-- Requirement --
From the entries below, work out the number of lines that hold the word "link", and give that number alone.

Stored data entries
━━━━

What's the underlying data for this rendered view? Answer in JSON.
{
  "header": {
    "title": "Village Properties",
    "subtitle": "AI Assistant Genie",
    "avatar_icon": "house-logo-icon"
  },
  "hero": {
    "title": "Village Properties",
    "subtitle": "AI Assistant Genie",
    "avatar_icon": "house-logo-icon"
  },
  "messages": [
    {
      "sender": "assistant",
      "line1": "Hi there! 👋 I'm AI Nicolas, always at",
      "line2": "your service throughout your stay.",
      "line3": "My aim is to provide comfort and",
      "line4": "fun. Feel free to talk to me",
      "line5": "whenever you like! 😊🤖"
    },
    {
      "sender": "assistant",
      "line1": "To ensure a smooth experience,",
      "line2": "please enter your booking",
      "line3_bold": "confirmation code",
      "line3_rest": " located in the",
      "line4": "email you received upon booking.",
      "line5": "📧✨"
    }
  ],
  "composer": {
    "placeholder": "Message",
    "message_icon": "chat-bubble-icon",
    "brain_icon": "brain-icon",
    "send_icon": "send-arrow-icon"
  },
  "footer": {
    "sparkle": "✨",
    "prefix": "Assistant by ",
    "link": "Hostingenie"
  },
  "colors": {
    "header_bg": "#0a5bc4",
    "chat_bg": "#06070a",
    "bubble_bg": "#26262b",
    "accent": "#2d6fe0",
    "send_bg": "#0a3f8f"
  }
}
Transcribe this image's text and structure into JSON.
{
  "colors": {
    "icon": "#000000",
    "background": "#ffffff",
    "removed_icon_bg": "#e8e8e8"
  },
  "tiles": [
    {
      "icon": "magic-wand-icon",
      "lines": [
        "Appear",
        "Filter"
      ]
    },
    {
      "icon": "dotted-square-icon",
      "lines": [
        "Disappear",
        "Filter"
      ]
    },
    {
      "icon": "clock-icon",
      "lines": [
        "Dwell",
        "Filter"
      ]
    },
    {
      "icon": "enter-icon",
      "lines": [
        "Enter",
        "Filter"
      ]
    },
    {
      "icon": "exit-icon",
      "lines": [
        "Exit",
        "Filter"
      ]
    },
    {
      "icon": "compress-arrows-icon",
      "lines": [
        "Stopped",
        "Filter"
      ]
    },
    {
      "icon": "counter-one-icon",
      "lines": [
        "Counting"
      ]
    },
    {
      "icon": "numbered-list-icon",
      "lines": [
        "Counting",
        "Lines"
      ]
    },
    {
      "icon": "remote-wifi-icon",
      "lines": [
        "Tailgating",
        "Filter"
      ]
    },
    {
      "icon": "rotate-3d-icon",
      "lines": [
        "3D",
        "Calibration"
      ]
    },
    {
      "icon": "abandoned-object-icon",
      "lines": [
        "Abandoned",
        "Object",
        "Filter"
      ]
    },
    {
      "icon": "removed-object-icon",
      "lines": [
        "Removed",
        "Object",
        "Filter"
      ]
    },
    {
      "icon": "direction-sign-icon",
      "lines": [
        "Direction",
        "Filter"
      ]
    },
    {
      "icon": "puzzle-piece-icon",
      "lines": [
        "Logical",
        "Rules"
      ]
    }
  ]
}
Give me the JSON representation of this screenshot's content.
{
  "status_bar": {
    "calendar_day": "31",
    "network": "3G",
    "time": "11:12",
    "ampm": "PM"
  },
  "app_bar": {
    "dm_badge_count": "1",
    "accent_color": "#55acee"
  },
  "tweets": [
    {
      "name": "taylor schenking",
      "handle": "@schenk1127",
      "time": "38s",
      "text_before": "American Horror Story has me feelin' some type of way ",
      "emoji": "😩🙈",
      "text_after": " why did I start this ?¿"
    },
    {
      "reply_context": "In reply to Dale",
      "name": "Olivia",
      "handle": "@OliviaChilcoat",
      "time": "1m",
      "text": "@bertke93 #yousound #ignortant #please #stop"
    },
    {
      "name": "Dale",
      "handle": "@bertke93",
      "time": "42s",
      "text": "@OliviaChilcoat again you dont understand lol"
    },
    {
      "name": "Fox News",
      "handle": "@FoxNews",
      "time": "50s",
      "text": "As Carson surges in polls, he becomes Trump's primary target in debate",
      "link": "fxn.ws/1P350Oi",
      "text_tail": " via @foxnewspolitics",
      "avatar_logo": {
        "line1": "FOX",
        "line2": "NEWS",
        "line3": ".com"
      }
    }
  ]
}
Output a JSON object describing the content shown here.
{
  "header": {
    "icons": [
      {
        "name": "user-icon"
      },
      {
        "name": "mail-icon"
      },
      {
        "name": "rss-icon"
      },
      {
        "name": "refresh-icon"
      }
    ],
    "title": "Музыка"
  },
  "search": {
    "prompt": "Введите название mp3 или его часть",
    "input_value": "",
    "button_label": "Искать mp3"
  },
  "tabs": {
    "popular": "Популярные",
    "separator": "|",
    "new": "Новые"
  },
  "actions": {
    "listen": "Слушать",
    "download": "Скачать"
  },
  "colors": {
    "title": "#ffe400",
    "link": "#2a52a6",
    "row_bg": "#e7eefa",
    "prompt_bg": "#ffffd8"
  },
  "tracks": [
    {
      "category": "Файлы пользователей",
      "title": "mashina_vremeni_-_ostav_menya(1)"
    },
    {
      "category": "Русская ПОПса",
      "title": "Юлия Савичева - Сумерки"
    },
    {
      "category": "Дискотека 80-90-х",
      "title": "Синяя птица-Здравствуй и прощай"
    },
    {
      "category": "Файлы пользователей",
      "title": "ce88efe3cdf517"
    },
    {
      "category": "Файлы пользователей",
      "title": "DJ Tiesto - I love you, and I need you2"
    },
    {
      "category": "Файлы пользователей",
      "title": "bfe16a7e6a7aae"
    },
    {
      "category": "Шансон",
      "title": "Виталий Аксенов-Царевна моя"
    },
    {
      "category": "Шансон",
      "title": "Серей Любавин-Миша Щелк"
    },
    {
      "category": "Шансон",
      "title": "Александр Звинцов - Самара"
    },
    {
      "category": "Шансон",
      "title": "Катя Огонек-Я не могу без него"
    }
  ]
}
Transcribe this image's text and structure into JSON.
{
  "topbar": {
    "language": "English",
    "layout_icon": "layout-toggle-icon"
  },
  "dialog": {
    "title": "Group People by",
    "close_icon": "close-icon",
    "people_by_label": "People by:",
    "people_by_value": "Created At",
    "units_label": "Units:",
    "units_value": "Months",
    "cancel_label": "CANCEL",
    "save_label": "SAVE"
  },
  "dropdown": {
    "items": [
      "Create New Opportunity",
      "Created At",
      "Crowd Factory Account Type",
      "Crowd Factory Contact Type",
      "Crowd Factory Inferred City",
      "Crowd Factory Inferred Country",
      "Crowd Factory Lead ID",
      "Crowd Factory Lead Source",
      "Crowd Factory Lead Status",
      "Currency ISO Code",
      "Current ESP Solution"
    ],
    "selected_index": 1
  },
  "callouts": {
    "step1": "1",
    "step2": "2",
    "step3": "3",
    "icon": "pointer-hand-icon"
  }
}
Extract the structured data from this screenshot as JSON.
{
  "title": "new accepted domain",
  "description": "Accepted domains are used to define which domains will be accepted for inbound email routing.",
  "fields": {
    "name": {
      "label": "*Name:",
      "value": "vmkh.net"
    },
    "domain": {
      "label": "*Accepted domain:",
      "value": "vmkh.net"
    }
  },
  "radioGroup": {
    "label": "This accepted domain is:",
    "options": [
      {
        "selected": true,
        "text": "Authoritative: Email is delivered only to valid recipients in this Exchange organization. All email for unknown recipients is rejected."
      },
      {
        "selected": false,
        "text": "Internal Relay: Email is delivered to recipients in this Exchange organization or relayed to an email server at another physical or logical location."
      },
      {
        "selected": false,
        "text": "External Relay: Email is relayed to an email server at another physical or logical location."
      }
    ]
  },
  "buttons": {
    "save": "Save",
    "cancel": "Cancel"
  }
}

━━━━

-- Reply to the exercise --
3